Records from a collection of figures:
###
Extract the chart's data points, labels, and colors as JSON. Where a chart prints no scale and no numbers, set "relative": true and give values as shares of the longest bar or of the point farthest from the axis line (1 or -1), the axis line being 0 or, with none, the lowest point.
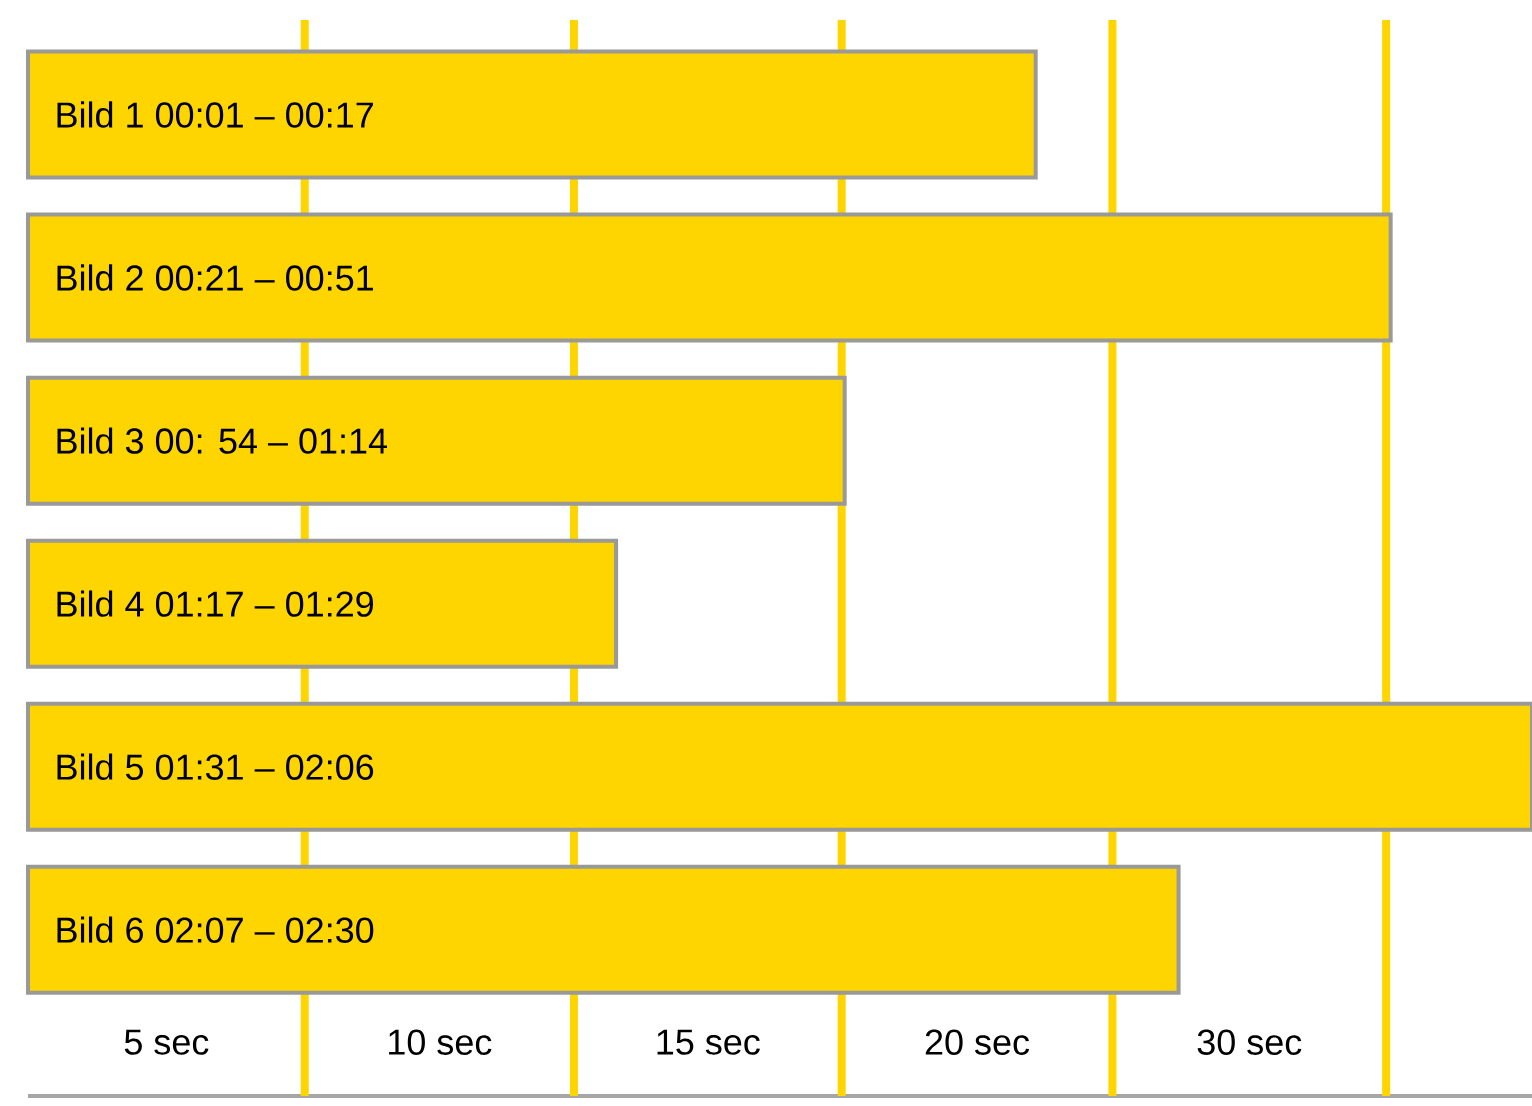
{
  "chart_data": {
    "type": "bar",
    "orientation": "horizontal",
    "relative": true,
    "categories": [
      "Bild 1 00:01 – 00:17",
      "Bild 2  00:21 – 00:51",
      "Bild 3  00: 54 – 01:14",
      "Bild 4  01:17 – 01:29",
      "Bild 5  01:31 – 02:06",
      "Bild 6  02:07 – 02:30"
    ],
    "values": [
      0.67,
      0.906,
      0.543,
      0.391,
      1,
      0.765
    ],
    "color": "#ffd500",
    "ref_lines": [
      {
        "axis": "x",
        "value": 0.184,
        "color": "#ffd500"
      },
      {
        "axis": "x",
        "value": 0.363,
        "color": "#ffd500"
      },
      {
        "axis": "x",
        "value": 0.541,
        "color": "#ffd500"
      },
      {
        "axis": "x",
        "value": 0.721,
        "color": "#ffd500"
      },
      {
        "axis": "x",
        "value": 0.903,
        "color": "#ffd500"
      }
    ],
    "annotations": [
      "5 sec",
      "10 sec",
      "15 sec",
      "20 sec",
      "30 sec"
    ]
  }
}
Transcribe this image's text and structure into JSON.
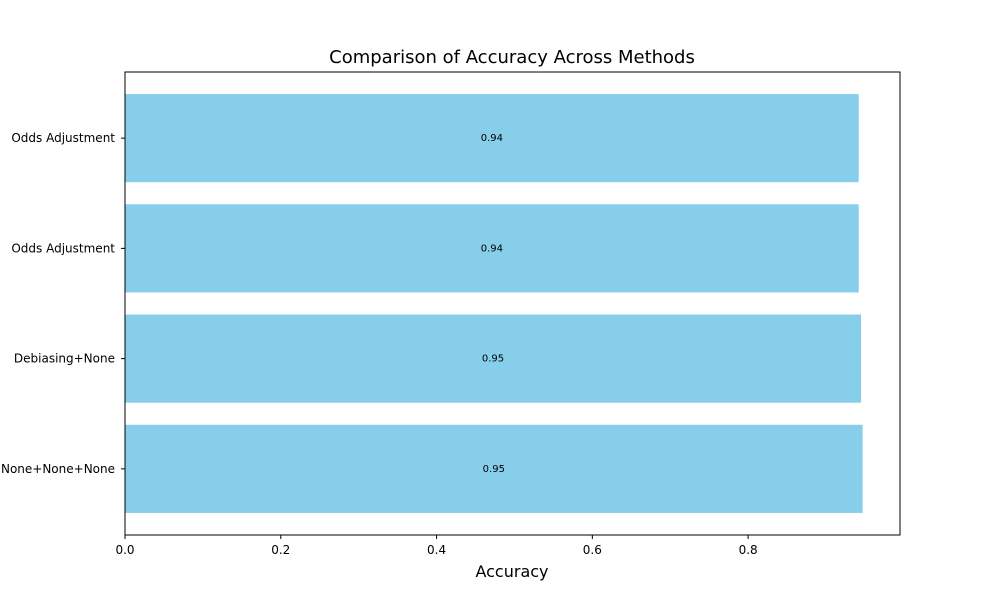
{
  "chart_data": {
    "type": "bar",
    "orientation": "horizontal",
    "title": "Comparison of Accuracy Across Methods",
    "xlabel": "Accuracy",
    "ylabel": "",
    "categories": [
      "None+None+None",
      "Debiasing+None",
      "Odds Adjustment",
      "Odds Adjustment"
    ],
    "values": [
      0.947,
      0.945,
      0.942,
      0.942
    ],
    "value_labels": [
      "0.95",
      "0.95",
      "0.94",
      "0.94"
    ],
    "xlim": [
      0,
      0.995
    ],
    "xticks": [
      0.0,
      0.2,
      0.4,
      0.6,
      0.8
    ],
    "xtick_labels": [
      "0.0",
      "0.2",
      "0.4",
      "0.6",
      "0.8"
    ],
    "bar_color": "#87CEEB",
    "grid": false,
    "legend": "none"
  }
}
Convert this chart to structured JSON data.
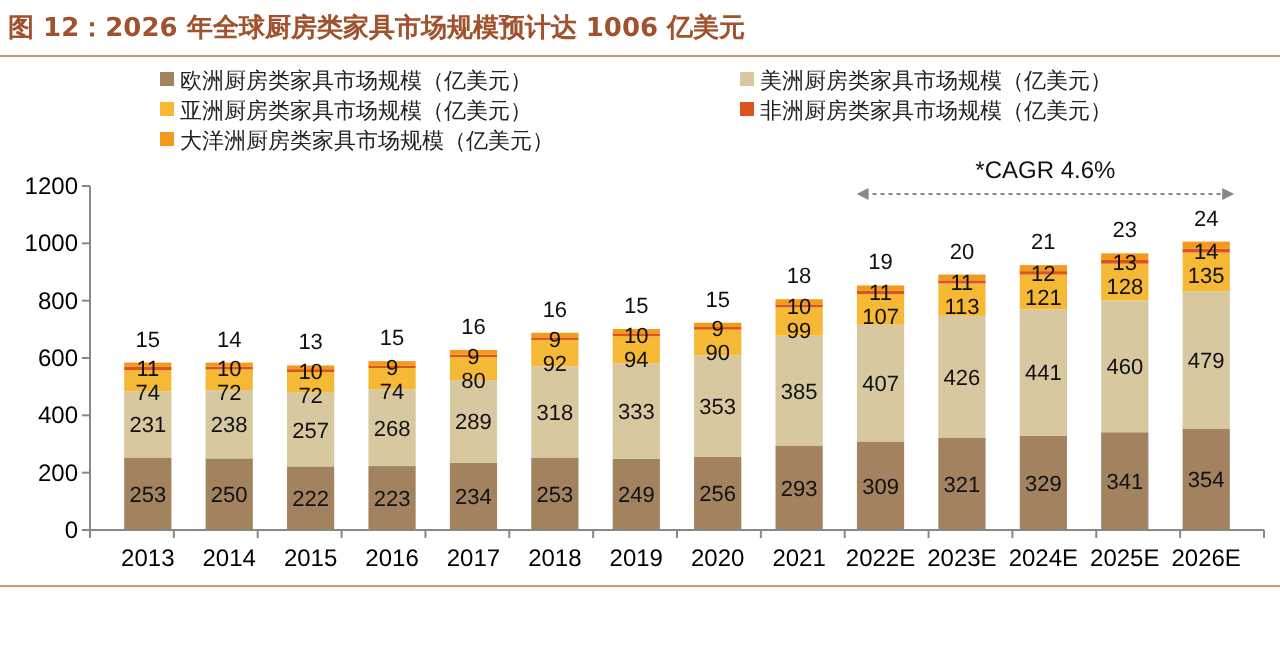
{
  "chart_data": {
    "type": "bar",
    "stacked": true,
    "title": "图 12：2026 年全球厨房类家具市场规模预计达 1006 亿美元",
    "categories": [
      "2013",
      "2014",
      "2015",
      "2016",
      "2017",
      "2018",
      "2019",
      "2020",
      "2021",
      "2022E",
      "2023E",
      "2024E",
      "2025E",
      "2026E"
    ],
    "series": [
      {
        "name": "欧洲厨房类家具市场规模（亿美元）",
        "color": "#a3825f",
        "values": [
          253,
          250,
          222,
          223,
          234,
          253,
          249,
          256,
          293,
          309,
          321,
          329,
          341,
          354
        ]
      },
      {
        "name": "美洲厨房类家具市场规模（亿美元）",
        "color": "#d8c8a0",
        "values": [
          231,
          238,
          257,
          268,
          289,
          318,
          333,
          353,
          385,
          407,
          426,
          441,
          460,
          479
        ]
      },
      {
        "name": "亚洲厨房类家具市场规模（亿美元）",
        "color": "#f5b936",
        "values": [
          74,
          72,
          72,
          74,
          80,
          92,
          94,
          90,
          99,
          107,
          113,
          121,
          128,
          135
        ]
      },
      {
        "name": "非洲厨房类家具市场规模（亿美元）",
        "color": "#d9541e",
        "values": [
          11,
          10,
          10,
          9,
          9,
          9,
          10,
          9,
          10,
          11,
          11,
          12,
          13,
          14
        ]
      },
      {
        "name": "大洋洲厨房类家具市场规模（亿美元）",
        "color": "#f39a1a",
        "values": [
          15,
          14,
          13,
          15,
          16,
          16,
          15,
          15,
          18,
          19,
          20,
          21,
          23,
          24
        ]
      }
    ],
    "ylim": [
      0,
      1200
    ],
    "yticks": [
      0,
      200,
      400,
      600,
      800,
      1000,
      1200
    ],
    "grid": false,
    "legend": "top",
    "data_labels": true,
    "annotations": [
      "*CAGR 4.6%"
    ]
  }
}
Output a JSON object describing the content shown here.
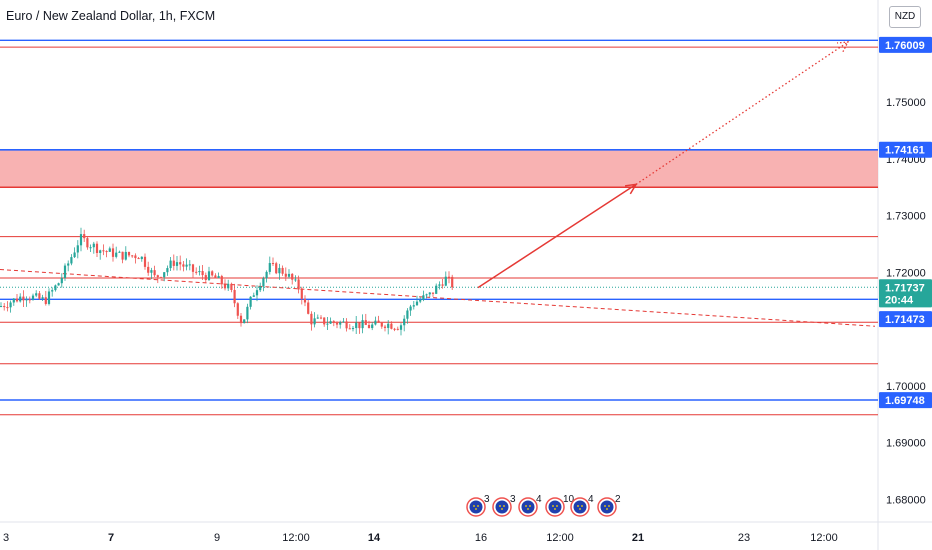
{
  "header": {
    "title": "Euro / New Zealand Dollar, 1h, FXCM",
    "currency_button": "NZD"
  },
  "chart_data": {
    "type": "candlestick",
    "symbol": "EURNZD",
    "timeframe": "1h",
    "ylim": [
      1.676,
      1.768
    ],
    "y_ticks": [
      {
        "value": 1.75,
        "label": "1.75000"
      },
      {
        "value": 1.74,
        "label": "1.74000"
      },
      {
        "value": 1.73,
        "label": "1.73000"
      },
      {
        "value": 1.72,
        "label": "1.72000"
      },
      {
        "value": 1.7,
        "label": "1.70000"
      },
      {
        "value": 1.69,
        "label": "1.69000"
      },
      {
        "value": 1.68,
        "label": "1.68000"
      }
    ],
    "x_ticks": [
      {
        "label": "3",
        "bold": false
      },
      {
        "label": "7",
        "bold": true
      },
      {
        "label": "9",
        "bold": false
      },
      {
        "label": "12:00",
        "bold": false
      },
      {
        "label": "14",
        "bold": true
      },
      {
        "label": "16",
        "bold": false
      },
      {
        "label": "12:00",
        "bold": false
      },
      {
        "label": "21",
        "bold": true
      },
      {
        "label": "23",
        "bold": false
      },
      {
        "label": "12:00",
        "bold": false
      }
    ],
    "price_tags": [
      {
        "label": "1.76009",
        "value": 1.76009,
        "color": "#2962ff"
      },
      {
        "label": "1.74161",
        "value": 1.74161,
        "color": "#2962ff"
      },
      {
        "label": "1.71737",
        "value": 1.71737,
        "color": "#26a69a"
      },
      {
        "label": "20:44",
        "value": 1.71524,
        "color": "#26a69a"
      },
      {
        "label": "1.71473",
        "value": 1.71175,
        "color": "#2962ff"
      },
      {
        "label": "1.69748",
        "value": 1.69748,
        "color": "#2962ff"
      }
    ],
    "horizontal_lines": [
      {
        "value": 1.7609,
        "color": "#2962ff"
      },
      {
        "value": 1.7597,
        "color": "#e53935"
      },
      {
        "value": 1.7416,
        "color": "#2962ff"
      },
      {
        "value": 1.735,
        "color": "#e53935"
      },
      {
        "value": 1.7263,
        "color": "#e53935"
      },
      {
        "value": 1.719,
        "color": "#e53935"
      },
      {
        "value": 1.71524,
        "color": "#2962ff"
      },
      {
        "value": 1.7112,
        "color": "#e53935"
      },
      {
        "value": 1.7039,
        "color": "#e53935"
      },
      {
        "value": 1.6975,
        "color": "#2962ff"
      },
      {
        "value": 1.6949,
        "color": "#e53935"
      }
    ],
    "zone": {
      "from": 1.735,
      "to": 1.7416,
      "color": "#f7a5a5"
    },
    "trendline": {
      "from": [
        0,
        1.7205
      ],
      "to": [
        875,
        1.7105
      ],
      "color": "#e53935"
    },
    "forecast_arrow_solid": {
      "from": [
        478,
        1.7173
      ],
      "to": [
        636,
        1.7355
      ],
      "color": "#e53935"
    },
    "forecast_arrow_dotted": {
      "from": [
        636,
        1.7355
      ],
      "to": [
        848,
        1.7606
      ],
      "color": "#e53935"
    },
    "candles_path": [
      [
        0,
        1.714
      ],
      [
        25,
        1.716
      ],
      [
        45,
        1.715
      ],
      [
        60,
        1.7185
      ],
      [
        80,
        1.726
      ],
      [
        100,
        1.724
      ],
      [
        120,
        1.723
      ],
      [
        140,
        1.723
      ],
      [
        155,
        1.719
      ],
      [
        175,
        1.722
      ],
      [
        195,
        1.72
      ],
      [
        215,
        1.719
      ],
      [
        230,
        1.717
      ],
      [
        242,
        1.711
      ],
      [
        255,
        1.717
      ],
      [
        270,
        1.721
      ],
      [
        285,
        1.72
      ],
      [
        300,
        1.717
      ],
      [
        310,
        1.7115
      ],
      [
        330,
        1.7112
      ],
      [
        350,
        1.711
      ],
      [
        370,
        1.7105
      ],
      [
        385,
        1.711
      ],
      [
        400,
        1.7105
      ],
      [
        412,
        1.7145
      ],
      [
        430,
        1.716
      ],
      [
        445,
        1.719
      ],
      [
        455,
        1.7174
      ]
    ],
    "events": [
      {
        "count": "3",
        "icon": "flag-eu-icon"
      },
      {
        "count": "3",
        "icon": "flag-eu-icon"
      },
      {
        "count": "4",
        "icon": "flag-eu-icon"
      },
      {
        "count": "10",
        "icon": "flag-eu-icon"
      },
      {
        "count": "4",
        "icon": "flag-eu-icon"
      },
      {
        "count": "2",
        "icon": "flag-eu-icon"
      }
    ],
    "up_color": "#26a69a",
    "down_color": "#ef5350"
  }
}
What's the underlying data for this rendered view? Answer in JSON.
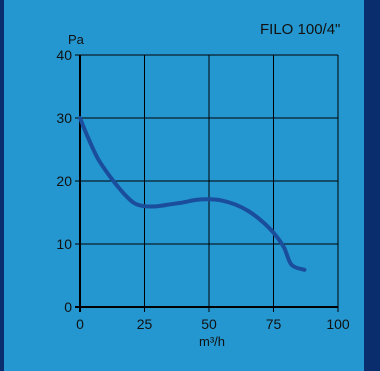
{
  "chart_data": {
    "type": "line",
    "title": "FILO 100/4\"",
    "xlabel": "m³/h",
    "ylabel": "Pa",
    "xlim": [
      0,
      100
    ],
    "ylim": [
      0,
      40
    ],
    "x_ticks": [
      0,
      25,
      50,
      75,
      100
    ],
    "y_ticks": [
      0,
      10,
      20,
      30,
      40
    ],
    "grid": true,
    "series": [
      {
        "x": [
          0,
          3,
          7,
          12,
          17,
          21,
          25,
          30,
          35,
          40,
          45,
          50,
          55,
          60,
          65,
          70,
          75,
          79,
          82,
          87
        ],
        "y": [
          30,
          27,
          23.5,
          20.5,
          18,
          16.5,
          16,
          16,
          16.3,
          16.6,
          17,
          17.1,
          16.9,
          16.3,
          15.3,
          13.8,
          11.8,
          9.5,
          6.7,
          5.9
        ]
      }
    ],
    "colors": {
      "background": "#2597d0",
      "frame": "#0a2d6e",
      "curve": "#1a4d9c",
      "grid": "#000000",
      "text": "#111111"
    }
  }
}
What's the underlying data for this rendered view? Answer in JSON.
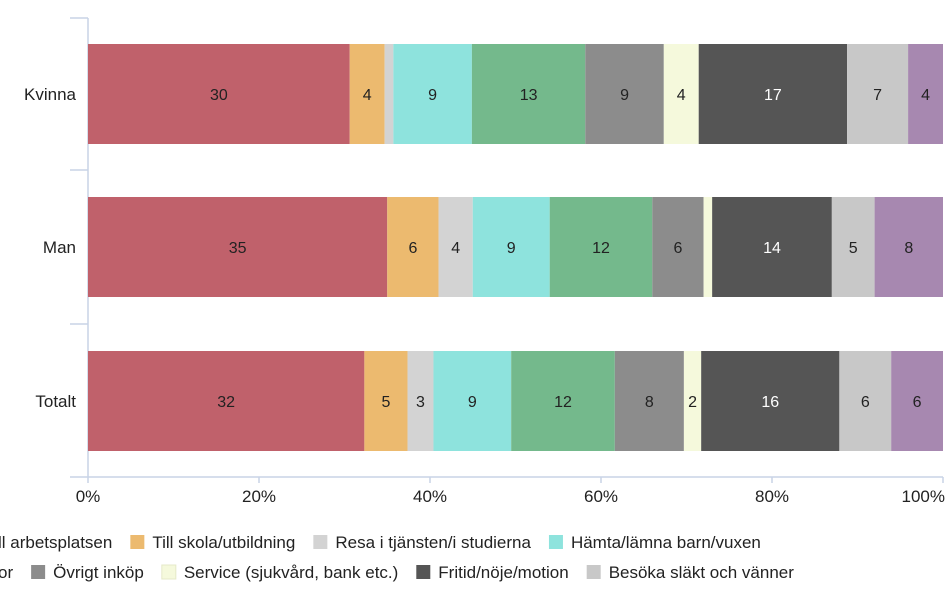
{
  "chart_data": {
    "type": "bar",
    "orientation": "horizontal",
    "stacked": "percent",
    "categories": [
      "Kvinna",
      "Man",
      "Totalt"
    ],
    "xlim": [
      0,
      100
    ],
    "xticks": [
      "0%",
      "20%",
      "40%",
      "60%",
      "80%",
      "100%"
    ],
    "grid": false,
    "legend_position": "bottom",
    "series": [
      {
        "name": "Till arbetsplatsen",
        "color": "#c0616b",
        "values": [
          30,
          35,
          32
        ],
        "labels": [
          "30",
          "35",
          "32"
        ]
      },
      {
        "name": "Till skola/utbildning",
        "color": "#ecba6f",
        "values": [
          4,
          6,
          5
        ],
        "labels": [
          "4",
          "6",
          "5"
        ]
      },
      {
        "name": "Resa i tjänsten/i studierna",
        "color": "#d3d3d3",
        "values": [
          1,
          4,
          3
        ],
        "labels": [
          "",
          "4",
          "3"
        ]
      },
      {
        "name": "Hämta/lämna barn/vuxen",
        "color": "#8ee3dd",
        "values": [
          9,
          9,
          9
        ],
        "labels": [
          "9",
          "9",
          "9"
        ]
      },
      {
        "name": "",
        "color": "#74b98c",
        "values": [
          13,
          12,
          12
        ],
        "labels": [
          "13",
          "12",
          "12"
        ]
      },
      {
        "name": "Övrigt inköp",
        "color": "#8c8c8c",
        "values": [
          9,
          6,
          8
        ],
        "labels": [
          "9",
          "6",
          "8"
        ]
      },
      {
        "name": "Service (sjukvård, bank etc.)",
        "color": "#f5f9dc",
        "values": [
          4,
          1,
          2
        ],
        "labels": [
          "4",
          "",
          "2"
        ]
      },
      {
        "name": "Fritid/nöje/motion",
        "color": "#555555",
        "values": [
          17,
          14,
          16
        ],
        "labels": [
          "17",
          "14",
          "16"
        ]
      },
      {
        "name": "Besöka släkt och vänner",
        "color": "#c8c8c8",
        "values": [
          7,
          5,
          6
        ],
        "labels": [
          "7",
          "5",
          "6"
        ]
      },
      {
        "name": "",
        "color": "#a788b0",
        "values": [
          4,
          8,
          6
        ],
        "labels": [
          "4",
          "8",
          "6"
        ]
      }
    ]
  },
  "legend_rows": [
    [
      {
        "text": "ll arbetsplatsen",
        "color": "#c0616b",
        "swatch": false
      },
      {
        "text": "Till skola/utbildning",
        "color": "#ecba6f",
        "swatch": true
      },
      {
        "text": "Resa i tjänsten/i studierna",
        "color": "#d3d3d3",
        "swatch": true
      },
      {
        "text": "Hämta/lämna barn/vuxen",
        "color": "#8ee3dd",
        "swatch": true
      }
    ],
    [
      {
        "text": "or",
        "color": "#74b98c",
        "swatch": false
      },
      {
        "text": "Övrigt inköp",
        "color": "#8c8c8c",
        "swatch": true
      },
      {
        "text": "Service (sjukvård, bank etc.)",
        "color": "#f5f9dc",
        "swatch": true
      },
      {
        "text": "Fritid/nöje/motion",
        "color": "#555555",
        "swatch": true
      },
      {
        "text": "Besöka släkt och vänner",
        "color": "#c8c8c8",
        "swatch": true
      }
    ]
  ]
}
###
### [What you should do]
Pick out and copy the lines of the material that include the word "släkt".

### [Response]
        "name": "Besöka släkt och vänner",
        "text": "Besöka släkt och vänner",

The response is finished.